#### Dataset content ####

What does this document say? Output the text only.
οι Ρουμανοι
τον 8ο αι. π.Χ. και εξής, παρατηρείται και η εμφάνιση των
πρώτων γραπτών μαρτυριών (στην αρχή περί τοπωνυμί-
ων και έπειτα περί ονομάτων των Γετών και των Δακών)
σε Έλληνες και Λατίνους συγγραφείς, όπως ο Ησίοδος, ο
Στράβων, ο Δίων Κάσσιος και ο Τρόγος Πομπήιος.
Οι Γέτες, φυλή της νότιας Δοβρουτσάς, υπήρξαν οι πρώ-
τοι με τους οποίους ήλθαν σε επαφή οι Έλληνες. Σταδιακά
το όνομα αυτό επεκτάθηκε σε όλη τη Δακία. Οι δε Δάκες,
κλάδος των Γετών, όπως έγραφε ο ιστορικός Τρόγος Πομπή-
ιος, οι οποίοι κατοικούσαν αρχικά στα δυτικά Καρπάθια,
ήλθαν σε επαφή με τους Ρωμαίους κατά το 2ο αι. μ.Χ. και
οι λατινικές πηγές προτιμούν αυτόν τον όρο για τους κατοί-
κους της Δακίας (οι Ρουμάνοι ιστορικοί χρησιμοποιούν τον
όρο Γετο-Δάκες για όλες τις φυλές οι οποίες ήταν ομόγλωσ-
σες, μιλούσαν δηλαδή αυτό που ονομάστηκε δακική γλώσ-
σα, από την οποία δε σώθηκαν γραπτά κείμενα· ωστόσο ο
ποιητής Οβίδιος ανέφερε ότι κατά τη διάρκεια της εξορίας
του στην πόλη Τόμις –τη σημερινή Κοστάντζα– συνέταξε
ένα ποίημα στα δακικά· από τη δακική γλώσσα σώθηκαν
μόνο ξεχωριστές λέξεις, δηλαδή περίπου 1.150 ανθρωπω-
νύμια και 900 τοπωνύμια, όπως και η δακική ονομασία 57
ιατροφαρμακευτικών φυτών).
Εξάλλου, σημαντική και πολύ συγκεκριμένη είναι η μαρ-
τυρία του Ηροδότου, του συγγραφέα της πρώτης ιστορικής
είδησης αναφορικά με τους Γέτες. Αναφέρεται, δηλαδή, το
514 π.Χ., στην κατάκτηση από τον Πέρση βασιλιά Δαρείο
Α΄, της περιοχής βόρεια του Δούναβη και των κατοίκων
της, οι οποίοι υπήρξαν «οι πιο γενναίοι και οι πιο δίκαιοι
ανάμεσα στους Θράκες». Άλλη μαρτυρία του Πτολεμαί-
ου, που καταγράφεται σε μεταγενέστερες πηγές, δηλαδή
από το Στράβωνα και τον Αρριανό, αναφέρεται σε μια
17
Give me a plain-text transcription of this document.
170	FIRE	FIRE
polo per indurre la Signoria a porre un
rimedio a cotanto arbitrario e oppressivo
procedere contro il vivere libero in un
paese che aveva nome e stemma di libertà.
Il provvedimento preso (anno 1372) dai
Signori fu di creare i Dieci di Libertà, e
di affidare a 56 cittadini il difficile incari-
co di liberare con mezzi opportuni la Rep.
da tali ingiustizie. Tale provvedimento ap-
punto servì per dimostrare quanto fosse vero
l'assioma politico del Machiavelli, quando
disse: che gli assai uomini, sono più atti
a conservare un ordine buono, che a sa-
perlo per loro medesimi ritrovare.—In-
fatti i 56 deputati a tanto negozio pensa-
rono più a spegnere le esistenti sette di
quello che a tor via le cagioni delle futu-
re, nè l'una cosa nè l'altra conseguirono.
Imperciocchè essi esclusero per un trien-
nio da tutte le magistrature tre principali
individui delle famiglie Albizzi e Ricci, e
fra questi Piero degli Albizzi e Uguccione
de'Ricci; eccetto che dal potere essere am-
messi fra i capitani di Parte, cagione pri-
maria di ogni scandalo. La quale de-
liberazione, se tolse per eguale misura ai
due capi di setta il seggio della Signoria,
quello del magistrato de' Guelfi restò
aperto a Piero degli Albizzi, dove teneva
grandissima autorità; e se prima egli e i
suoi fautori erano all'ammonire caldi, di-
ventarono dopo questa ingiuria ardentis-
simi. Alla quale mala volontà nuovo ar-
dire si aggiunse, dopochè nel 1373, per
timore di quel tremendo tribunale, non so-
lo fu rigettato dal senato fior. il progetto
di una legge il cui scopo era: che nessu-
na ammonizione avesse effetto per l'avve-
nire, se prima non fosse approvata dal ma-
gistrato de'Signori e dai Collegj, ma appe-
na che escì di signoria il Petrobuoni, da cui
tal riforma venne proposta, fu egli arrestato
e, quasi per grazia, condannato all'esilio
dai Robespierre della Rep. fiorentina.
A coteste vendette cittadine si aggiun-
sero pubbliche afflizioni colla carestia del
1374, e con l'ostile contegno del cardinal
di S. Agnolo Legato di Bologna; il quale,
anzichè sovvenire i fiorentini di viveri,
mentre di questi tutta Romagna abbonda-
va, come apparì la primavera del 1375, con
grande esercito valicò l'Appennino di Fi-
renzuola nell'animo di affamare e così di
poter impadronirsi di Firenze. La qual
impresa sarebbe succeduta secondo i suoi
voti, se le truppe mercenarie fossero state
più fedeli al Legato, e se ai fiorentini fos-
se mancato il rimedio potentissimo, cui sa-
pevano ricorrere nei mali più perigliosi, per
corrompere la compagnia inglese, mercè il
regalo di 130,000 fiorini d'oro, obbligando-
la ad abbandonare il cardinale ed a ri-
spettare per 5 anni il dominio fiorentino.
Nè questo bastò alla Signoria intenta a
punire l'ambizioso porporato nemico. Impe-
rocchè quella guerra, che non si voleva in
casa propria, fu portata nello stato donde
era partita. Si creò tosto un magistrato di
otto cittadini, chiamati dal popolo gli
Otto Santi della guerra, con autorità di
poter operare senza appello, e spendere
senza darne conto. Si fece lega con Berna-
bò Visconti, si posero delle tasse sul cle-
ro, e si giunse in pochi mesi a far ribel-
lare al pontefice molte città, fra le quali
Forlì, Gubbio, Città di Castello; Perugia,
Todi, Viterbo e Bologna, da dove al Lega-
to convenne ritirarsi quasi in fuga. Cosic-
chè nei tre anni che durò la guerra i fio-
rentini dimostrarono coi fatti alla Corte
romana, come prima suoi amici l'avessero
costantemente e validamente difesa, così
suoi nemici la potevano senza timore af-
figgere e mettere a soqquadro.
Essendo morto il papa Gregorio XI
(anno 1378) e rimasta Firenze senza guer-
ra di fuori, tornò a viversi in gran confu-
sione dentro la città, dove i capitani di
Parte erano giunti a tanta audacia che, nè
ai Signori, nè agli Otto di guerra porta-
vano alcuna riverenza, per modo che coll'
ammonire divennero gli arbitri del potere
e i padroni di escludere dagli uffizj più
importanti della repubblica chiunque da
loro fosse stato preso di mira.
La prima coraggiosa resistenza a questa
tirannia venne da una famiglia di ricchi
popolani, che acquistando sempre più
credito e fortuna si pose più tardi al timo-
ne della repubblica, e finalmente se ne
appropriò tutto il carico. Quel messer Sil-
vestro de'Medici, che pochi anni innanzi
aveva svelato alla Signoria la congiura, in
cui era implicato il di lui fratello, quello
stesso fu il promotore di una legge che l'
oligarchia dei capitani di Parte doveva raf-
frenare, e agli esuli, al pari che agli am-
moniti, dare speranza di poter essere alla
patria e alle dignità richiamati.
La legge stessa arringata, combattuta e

####

• _Exercise_:
Reproduce each entry above exactly, keeping every word.

• _Answer below_:
What does this document say? Output the text only.
οι Ρουμανοι
τον 8ο αι. π.Χ. και εξής, παρατηρείται και η εμφάνιση των
πρώτων γραπτών μαρτυριών (στην αρχή περί τοπωνυμί-
ων και έπειτα περί ονομάτων των Γετών και των Δακών)
σε Έλληνες και Λατίνους συγγραφείς, όπως ο Ησίοδος, ο
Στράβων, ο Δίων Κάσσιος και ο Τρόγος Πομπήιος.
Οι Γέτες, φυλή της νότιας Δοβρουτσάς, υπήρξαν οι πρώ-
τοι με τους οποίους ήλθαν σε επαφή οι Έλληνες. Σταδιακά
το όνομα αυτό επεκτάθηκε σε όλη τη Δακία. Οι δε Δάκες,
κλάδος των Γετών, όπως έγραφε ο ιστορικός Τρόγος Πομπή-
ιος, οι οποίοι κατοικούσαν αρχικά στα δυτικά Καρπάθια,
ήλθαν σε επαφή με τους Ρωμαίους κατά το 2ο αι. μ.Χ. και
οι λατινικές πηγές προτιμούν αυτόν τον όρο για τους κατοί-
κους της Δακίας (οι Ρουμάνοι ιστορικοί χρησιμοποιούν τον
όρο Γετο-Δάκες για όλες τις φυλές οι οποίες ήταν ομόγλωσ-
σες, μιλούσαν δηλαδή αυτό που ονομάστηκε δακική γλώσ-
σα, από την οποία δε σώθηκαν γραπτά κείμενα· ωστόσο ο
ποιητής Οβίδιος ανέφερε ότι κατά τη διάρκεια της εξορίας
του στην πόλη Τόμις –τη σημερινή Κοστάντζα– συνέταξε
ένα ποίημα στα δακικά· από τη δακική γλώσσα σώθηκαν
μόνο ξεχωριστές λέξεις, δηλαδή περίπου 1.150 ανθρωπω-
νύμια και 900 τοπωνύμια, όπως και η δακική ονομασία 57
ιατροφαρμακευτικών φυτών).
Εξάλλου, σημαντική και πολύ συγκεκριμένη είναι η μαρ-
τυρία του Ηροδότου, του συγγραφέα της πρώτης ιστορικής
είδησης αναφορικά με τους Γέτες. Αναφέρεται, δηλαδή, το
514 π.Χ., στην κατάκτηση από τον Πέρση βασιλιά Δαρείο
Α΄, της περιοχής βόρεια του Δούναβη και των κατοίκων
της, οι οποίοι υπήρξαν «οι πιο γενναίοι και οι πιο δίκαιοι
ανάμεσα στους Θράκες». Άλλη μαρτυρία του Πτολεμαί-
ου, που καταγράφεται σε μεταγενέστερες πηγές, δηλαδή
από το Στράβωνα και τον Αρριανό, αναφέρεται σε μια
17
Give me a plain-text transcription of this document.
170	FIRE	FIRE
polo per indurre la Signoria a porre un
rimedio a cotanto arbitrario e oppressivo
procedere contro il vivere libero in un
paese che aveva nome e stemma di libertà.
Il provvedimento preso (anno 1372) dai
Signori fu di creare i Dieci di Libertà, e
di affidare a 56 cittadini il difficile incari-
co di liberare con mezzi opportuni la Rep.
da tali ingiustizie. Tale provvedimento ap-
punto servì per dimostrare quanto fosse vero
l'assioma politico del Machiavelli, quando
disse: che gli assai uomini, sono più atti
a conservare un ordine buono, che a sa-
perlo per loro medesimi ritrovare.—In-
fatti i 56 deputati a tanto negozio pensa-
rono più a spegnere le esistenti sette di
quello che a tor via le cagioni delle futu-
re, nè l'una cosa nè l'altra conseguirono.
Imperciocchè essi esclusero per un trien-
nio da tutte le magistrature tre principali
individui delle famiglie Albizzi e Ricci, e
fra questi Piero degli Albizzi e Uguccione
de'Ricci; eccetto che dal potere essere am-
messi fra i capitani di Parte, cagione pri-
maria di ogni scandalo. La quale de-
liberazione, se tolse per eguale misura ai
due capi di setta il seggio della Signoria,
quello del magistrato de' Guelfi restò
aperto a Piero degli Albizzi, dove teneva
grandissima autorità; e se prima egli e i
suoi fautori erano all'ammonire caldi, di-
ventarono dopo questa ingiuria ardentis-
simi. Alla quale mala volontà nuovo ar-
dire si aggiunse, dopochè nel 1373, per
timore di quel tremendo tribunale, non so-
lo fu rigettato dal senato fior. il progetto
di una legge il cui scopo era: che nessu-
na ammonizione avesse effetto per l'avve-
nire, se prima non fosse approvata dal ma-
gistrato de'Signori e dai Collegj, ma appe-
na che escì di signoria il Petrobuoni, da cui
tal riforma venne proposta, fu egli arrestato
e, quasi per grazia, condannato all'esilio
dai Robespierre della Rep. fiorentina.
A coteste vendette cittadine si aggiun-
sero pubbliche afflizioni colla carestia del
1374, e con l'ostile contegno del cardinal
di S. Agnolo Legato di Bologna; il quale,
anzichè sovvenire i fiorentini di viveri,
mentre di questi tutta Romagna abbonda-
va, come apparì la primavera del 1375, con
grande esercito valicò l'Appennino di Fi-
renzuola nell'animo di affamare e così di
poter impadronirsi di Firenze. La qual
impresa sarebbe succeduta secondo i suoi
voti, se le truppe mercenarie fossero state
più fedeli al Legato, e se ai fiorentini fos-
se mancato il rimedio potentissimo, cui sa-
pevano ricorrere nei mali più perigliosi, per
corrompere la compagnia inglese, mercè il
regalo di 130,000 fiorini d'oro, obbligando-
la ad abbandonare il cardinale ed a ri-
spettare per 5 anni il dominio fiorentino.
Nè questo bastò alla Signoria intenta a
punire l'ambizioso porporato nemico. Impe-
rocchè quella guerra, che non si voleva in
casa propria, fu portata nello stato donde
era partita. Si creò tosto un magistrato di
otto cittadini, chiamati dal popolo gli
Otto Santi della guerra, con autorità di
poter operare senza appello, e spendere
senza darne conto. Si fece lega con Berna-
bò Visconti, si posero delle tasse sul cle-
ro, e si giunse in pochi mesi a far ribel-
lare al pontefice molte città, fra le quali
Forlì, Gubbio, Città di Castello; Perugia,
Todi, Viterbo e Bologna, da dove al Lega-
to convenne ritirarsi quasi in fuga. Cosic-
chè nei tre anni che durò la guerra i fio-
rentini dimostrarono coi fatti alla Corte
romana, come prima suoi amici l'avessero
costantemente e validamente difesa, così
suoi nemici la potevano senza timore af-
figgere e mettere a soqquadro.
Essendo morto il papa Gregorio XI
(anno 1378) e rimasta Firenze senza guer-
ra di fuori, tornò a viversi in gran confu-
sione dentro la città, dove i capitani di
Parte erano giunti a tanta audacia che, nè
ai Signori, nè agli Otto di guerra porta-
vano alcuna riverenza, per modo che coll'
ammonire divennero gli arbitri del potere
e i padroni di escludere dagli uffizj più
importanti della repubblica chiunque da
loro fosse stato preso di mira.
La prima coraggiosa resistenza a questa
tirannia venne da una famiglia di ricchi
popolani, che acquistando sempre più
credito e fortuna si pose più tardi al timo-
ne della repubblica, e finalmente se ne
appropriò tutto il carico. Quel messer Sil-
vestro de'Medici, che pochi anni innanzi
aveva svelato alla Signoria la congiura, in
cui era implicato il di lui fratello, quello
stesso fu il promotore di una legge che l'
oligarchia dei capitani di Parte doveva raf-
frenare, e agli esuli, al pari che agli am-
moniti, dare speranza di poter essere alla
patria e alle dignità richiamati.
La legge stessa arringata, combattuta e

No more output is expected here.